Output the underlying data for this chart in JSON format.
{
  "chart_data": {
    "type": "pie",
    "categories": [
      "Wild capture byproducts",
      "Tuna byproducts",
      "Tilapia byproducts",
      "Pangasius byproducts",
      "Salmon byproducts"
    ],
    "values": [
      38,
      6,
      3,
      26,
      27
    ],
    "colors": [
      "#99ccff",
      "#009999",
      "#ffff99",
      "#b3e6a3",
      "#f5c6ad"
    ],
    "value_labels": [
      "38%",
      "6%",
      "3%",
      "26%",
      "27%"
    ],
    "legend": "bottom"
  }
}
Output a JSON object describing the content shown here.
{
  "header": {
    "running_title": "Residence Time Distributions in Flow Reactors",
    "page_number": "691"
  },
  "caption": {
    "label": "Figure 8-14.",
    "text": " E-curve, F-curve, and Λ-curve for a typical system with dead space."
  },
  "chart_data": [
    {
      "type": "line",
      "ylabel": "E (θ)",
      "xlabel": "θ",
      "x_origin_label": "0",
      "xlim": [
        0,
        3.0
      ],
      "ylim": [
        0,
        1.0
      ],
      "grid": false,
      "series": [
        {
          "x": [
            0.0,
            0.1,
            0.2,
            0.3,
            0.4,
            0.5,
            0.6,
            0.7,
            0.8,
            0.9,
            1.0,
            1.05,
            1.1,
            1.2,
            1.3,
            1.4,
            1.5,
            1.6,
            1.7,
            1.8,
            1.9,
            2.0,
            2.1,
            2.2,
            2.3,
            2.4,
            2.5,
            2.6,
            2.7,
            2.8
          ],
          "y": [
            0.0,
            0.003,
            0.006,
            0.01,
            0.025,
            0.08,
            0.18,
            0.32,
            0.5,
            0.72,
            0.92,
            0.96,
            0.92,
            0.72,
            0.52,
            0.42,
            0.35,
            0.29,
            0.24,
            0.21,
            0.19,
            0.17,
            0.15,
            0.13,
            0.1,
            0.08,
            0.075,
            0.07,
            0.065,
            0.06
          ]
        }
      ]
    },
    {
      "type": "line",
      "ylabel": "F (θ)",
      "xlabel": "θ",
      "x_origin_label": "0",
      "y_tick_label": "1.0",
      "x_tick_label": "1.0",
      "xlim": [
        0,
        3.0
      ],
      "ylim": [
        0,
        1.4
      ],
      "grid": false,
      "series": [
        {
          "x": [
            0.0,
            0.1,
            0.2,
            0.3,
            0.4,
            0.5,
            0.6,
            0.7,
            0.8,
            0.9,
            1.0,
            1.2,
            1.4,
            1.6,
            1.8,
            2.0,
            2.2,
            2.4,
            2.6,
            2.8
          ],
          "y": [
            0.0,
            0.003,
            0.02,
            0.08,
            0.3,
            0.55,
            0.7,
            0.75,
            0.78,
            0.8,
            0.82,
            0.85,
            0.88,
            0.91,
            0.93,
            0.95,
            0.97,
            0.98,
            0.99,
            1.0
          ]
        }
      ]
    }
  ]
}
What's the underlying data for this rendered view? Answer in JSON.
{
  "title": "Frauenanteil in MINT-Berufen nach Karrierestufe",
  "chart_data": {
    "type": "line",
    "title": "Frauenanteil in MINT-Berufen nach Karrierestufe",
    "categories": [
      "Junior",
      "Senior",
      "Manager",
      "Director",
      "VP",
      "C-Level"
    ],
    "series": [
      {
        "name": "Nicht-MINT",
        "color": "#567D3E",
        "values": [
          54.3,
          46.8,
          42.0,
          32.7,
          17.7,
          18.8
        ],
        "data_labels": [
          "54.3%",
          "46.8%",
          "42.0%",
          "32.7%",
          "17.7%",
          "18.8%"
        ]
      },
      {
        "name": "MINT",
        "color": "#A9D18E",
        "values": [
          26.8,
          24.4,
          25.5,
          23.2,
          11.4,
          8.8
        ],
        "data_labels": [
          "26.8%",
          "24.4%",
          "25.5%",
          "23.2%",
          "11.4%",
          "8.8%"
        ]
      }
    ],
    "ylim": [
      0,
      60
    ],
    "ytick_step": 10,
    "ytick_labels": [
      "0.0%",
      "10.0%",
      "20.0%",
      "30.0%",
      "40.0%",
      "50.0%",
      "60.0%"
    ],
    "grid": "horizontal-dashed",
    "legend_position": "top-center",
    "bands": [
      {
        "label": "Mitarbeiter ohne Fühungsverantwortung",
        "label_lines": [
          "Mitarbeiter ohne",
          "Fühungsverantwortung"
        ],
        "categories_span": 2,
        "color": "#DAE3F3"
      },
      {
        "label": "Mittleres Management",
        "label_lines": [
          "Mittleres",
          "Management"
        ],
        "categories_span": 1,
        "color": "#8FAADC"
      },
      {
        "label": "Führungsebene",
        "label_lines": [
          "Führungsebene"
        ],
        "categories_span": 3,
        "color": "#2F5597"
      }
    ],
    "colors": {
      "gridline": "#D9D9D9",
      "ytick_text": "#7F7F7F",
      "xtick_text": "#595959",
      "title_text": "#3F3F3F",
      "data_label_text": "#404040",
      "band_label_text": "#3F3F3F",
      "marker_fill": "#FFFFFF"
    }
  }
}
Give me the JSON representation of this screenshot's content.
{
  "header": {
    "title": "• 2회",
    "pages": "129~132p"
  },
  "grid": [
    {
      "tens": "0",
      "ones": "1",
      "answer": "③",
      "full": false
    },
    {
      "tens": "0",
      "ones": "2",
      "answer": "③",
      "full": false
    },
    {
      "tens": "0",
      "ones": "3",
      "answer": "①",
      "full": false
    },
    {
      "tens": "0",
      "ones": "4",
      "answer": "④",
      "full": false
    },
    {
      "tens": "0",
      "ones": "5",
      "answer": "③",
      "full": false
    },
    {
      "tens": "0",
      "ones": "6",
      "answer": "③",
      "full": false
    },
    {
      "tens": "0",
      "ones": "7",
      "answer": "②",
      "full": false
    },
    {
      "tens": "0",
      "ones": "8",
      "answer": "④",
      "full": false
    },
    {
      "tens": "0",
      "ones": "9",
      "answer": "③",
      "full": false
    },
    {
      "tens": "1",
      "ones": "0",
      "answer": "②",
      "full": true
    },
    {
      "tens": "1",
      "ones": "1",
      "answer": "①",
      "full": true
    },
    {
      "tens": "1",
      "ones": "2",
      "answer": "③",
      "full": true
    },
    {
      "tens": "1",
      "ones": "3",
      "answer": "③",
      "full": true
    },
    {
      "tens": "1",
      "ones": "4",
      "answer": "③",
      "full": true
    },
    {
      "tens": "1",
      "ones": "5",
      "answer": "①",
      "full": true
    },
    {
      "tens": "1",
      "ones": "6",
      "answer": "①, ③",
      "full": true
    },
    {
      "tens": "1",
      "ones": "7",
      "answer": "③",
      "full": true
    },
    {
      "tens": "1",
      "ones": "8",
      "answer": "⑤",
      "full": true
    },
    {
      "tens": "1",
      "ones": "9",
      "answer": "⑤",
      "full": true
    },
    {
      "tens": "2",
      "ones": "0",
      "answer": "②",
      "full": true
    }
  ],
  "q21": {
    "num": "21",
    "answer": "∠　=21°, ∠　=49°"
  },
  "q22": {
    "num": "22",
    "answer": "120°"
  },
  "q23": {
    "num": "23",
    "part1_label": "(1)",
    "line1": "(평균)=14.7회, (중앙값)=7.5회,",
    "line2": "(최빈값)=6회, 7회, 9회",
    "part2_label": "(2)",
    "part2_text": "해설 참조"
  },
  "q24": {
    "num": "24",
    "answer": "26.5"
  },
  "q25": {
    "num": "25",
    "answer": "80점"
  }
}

+--

Go through the listing and print each line exactly as it appears.

Output the underlying data for this chart in JSON format.
{
  "chart_data": {
    "type": "pie",
    "categories": [
      "Wild capture byproducts",
      "Tuna byproducts",
      "Tilapia byproducts",
      "Pangasius byproducts",
      "Salmon byproducts"
    ],
    "values": [
      38,
      6,
      3,
      26,
      27
    ],
    "colors": [
      "#99ccff",
      "#009999",
      "#ffff99",
      "#b3e6a3",
      "#f5c6ad"
    ],
    "value_labels": [
      "38%",
      "6%",
      "3%",
      "26%",
      "27%"
    ],
    "legend": "bottom"
  }
}
Output a JSON object describing the content shown here.
{
  "header": {
    "running_title": "Residence Time Distributions in Flow Reactors",
    "page_number": "691"
  },
  "caption": {
    "label": "Figure 8-14.",
    "text": " E-curve, F-curve, and Λ-curve for a typical system with dead space."
  },
  "chart_data": [
    {
      "type": "line",
      "ylabel": "E (θ)",
      "xlabel": "θ",
      "x_origin_label": "0",
      "xlim": [
        0,
        3.0
      ],
      "ylim": [
        0,
        1.0
      ],
      "grid": false,
      "series": [
        {
          "x": [
            0.0,
            0.1,
            0.2,
            0.3,
            0.4,
            0.5,
            0.6,
            0.7,
            0.8,
            0.9,
            1.0,
            1.05,
            1.1,
            1.2,
            1.3,
            1.4,
            1.5,
            1.6,
            1.7,
            1.8,
            1.9,
            2.0,
            2.1,
            2.2,
            2.3,
            2.4,
            2.5,
            2.6,
            2.7,
            2.8
          ],
          "y": [
            0.0,
            0.003,
            0.006,
            0.01,
            0.025,
            0.08,
            0.18,
            0.32,
            0.5,
            0.72,
            0.92,
            0.96,
            0.92,
            0.72,
            0.52,
            0.42,
            0.35,
            0.29,
            0.24,
            0.21,
            0.19,
            0.17,
            0.15,
            0.13,
            0.1,
            0.08,
            0.075,
            0.07,
            0.065,
            0.06
          ]
        }
      ]
    },
    {
      "type": "line",
      "ylabel": "F (θ)",
      "xlabel": "θ",
      "x_origin_label": "0",
      "y_tick_label": "1.0",
      "x_tick_label": "1.0",
      "xlim": [
        0,
        3.0
      ],
      "ylim": [
        0,
        1.4
      ],
      "grid": false,
      "series": [
        {
          "x": [
            0.0,
            0.1,
            0.2,
            0.3,
            0.4,
            0.5,
            0.6,
            0.7,
            0.8,
            0.9,
            1.0,
            1.2,
            1.4,
            1.6,
            1.8,
            2.0,
            2.2,
            2.4,
            2.6,
            2.8
          ],
          "y": [
            0.0,
            0.003,
            0.02,
            0.08,
            0.3,
            0.55,
            0.7,
            0.75,
            0.78,
            0.8,
            0.82,
            0.85,
            0.88,
            0.91,
            0.93,
            0.95,
            0.97,
            0.98,
            0.99,
            1.0
          ]
        }
      ]
    }
  ]
}
What's the underlying data for this rendered view? Answer in JSON.
{
  "title": "Frauenanteil in MINT-Berufen nach Karrierestufe",
  "chart_data": {
    "type": "line",
    "title": "Frauenanteil in MINT-Berufen nach Karrierestufe",
    "categories": [
      "Junior",
      "Senior",
      "Manager",
      "Director",
      "VP",
      "C-Level"
    ],
    "series": [
      {
        "name": "Nicht-MINT",
        "color": "#567D3E",
        "values": [
          54.3,
          46.8,
          42.0,
          32.7,
          17.7,
          18.8
        ],
        "data_labels": [
          "54.3%",
          "46.8%",
          "42.0%",
          "32.7%",
          "17.7%",
          "18.8%"
        ]
      },
      {
        "name": "MINT",
        "color": "#A9D18E",
        "values": [
          26.8,
          24.4,
          25.5,
          23.2,
          11.4,
          8.8
        ],
        "data_labels": [
          "26.8%",
          "24.4%",
          "25.5%",
          "23.2%",
          "11.4%",
          "8.8%"
        ]
      }
    ],
    "ylim": [
      0,
      60
    ],
    "ytick_step": 10,
    "ytick_labels": [
      "0.0%",
      "10.0%",
      "20.0%",
      "30.0%",
      "40.0%",
      "50.0%",
      "60.0%"
    ],
    "grid": "horizontal-dashed",
    "legend_position": "top-center",
    "bands": [
      {
        "label": "Mitarbeiter ohne Fühungsverantwortung",
        "label_lines": [
          "Mitarbeiter ohne",
          "Fühungsverantwortung"
        ],
        "categories_span": 2,
        "color": "#DAE3F3"
      },
      {
        "label": "Mittleres Management",
        "label_lines": [
          "Mittleres",
          "Management"
        ],
        "categories_span": 1,
        "color": "#8FAADC"
      },
      {
        "label": "Führungsebene",
        "label_lines": [
          "Führungsebene"
        ],
        "categories_span": 3,
        "color": "#2F5597"
      }
    ],
    "colors": {
      "gridline": "#D9D9D9",
      "ytick_text": "#7F7F7F",
      "xtick_text": "#595959",
      "title_text": "#3F3F3F",
      "data_label_text": "#404040",
      "band_label_text": "#3F3F3F",
      "marker_fill": "#FFFFFF"
    }
  }
}
Give me the JSON representation of this screenshot's content.
{
  "header": {
    "title": "• 2회",
    "pages": "129~132p"
  },
  "grid": [
    {
      "tens": "0",
      "ones": "1",
      "answer": "③",
      "full": false
    },
    {
      "tens": "0",
      "ones": "2",
      "answer": "③",
      "full": false
    },
    {
      "tens": "0",
      "ones": "3",
      "answer": "①",
      "full": false
    },
    {
      "tens": "0",
      "ones": "4",
      "answer": "④",
      "full": false
    },
    {
      "tens": "0",
      "ones": "5",
      "answer": "③",
      "full": false
    },
    {
      "tens": "0",
      "ones": "6",
      "answer": "③",
      "full": false
    },
    {
      "tens": "0",
      "ones": "7",
      "answer": "②",
      "full": false
    },
    {
      "tens": "0",
      "ones": "8",
      "answer": "④",
      "full": false
    },
    {
      "tens": "0",
      "ones": "9",
      "answer": "③",
      "full": false
    },
    {
      "tens": "1",
      "ones": "0",
      "answer": "②",
      "full": true
    },
    {
      "tens": "1",
      "ones": "1",
      "answer": "①",
      "full": true
    },
    {
      "tens": "1",
      "ones": "2",
      "answer": "③",
      "full": true
    },
    {
      "tens": "1",
      "ones": "3",
      "answer": "③",
      "full": true
    },
    {
      "tens": "1",
      "ones": "4",
      "answer": "③",
      "full": true
    },
    {
      "tens": "1",
      "ones": "5",
      "answer": "①",
      "full": true
    },
    {
      "tens": "1",
      "ones": "6",
      "answer": "①, ③",
      "full": true
    },
    {
      "tens": "1",
      "ones": "7",
      "answer": "③",
      "full": true
    },
    {
      "tens": "1",
      "ones": "8",
      "answer": "⑤",
      "full": true
    },
    {
      "tens": "1",
      "ones": "9",
      "answer": "⑤",
      "full": true
    },
    {
      "tens": "2",
      "ones": "0",
      "answer": "②",
      "full": true
    }
  ],
  "q21": {
    "num": "21",
    "answer": "∠　=21°, ∠　=49°"
  },
  "q22": {
    "num": "22",
    "answer": "120°"
  },
  "q23": {
    "num": "23",
    "part1_label": "(1)",
    "line1": "(평균)=14.7회, (중앙값)=7.5회,",
    "line2": "(최빈값)=6회, 7회, 9회",
    "part2_label": "(2)",
    "part2_text": "해설 참조"
  },
  "q24": {
    "num": "24",
    "answer": "26.5"
  },
  "q25": {
    "num": "25",
    "answer": "80점"
  }
}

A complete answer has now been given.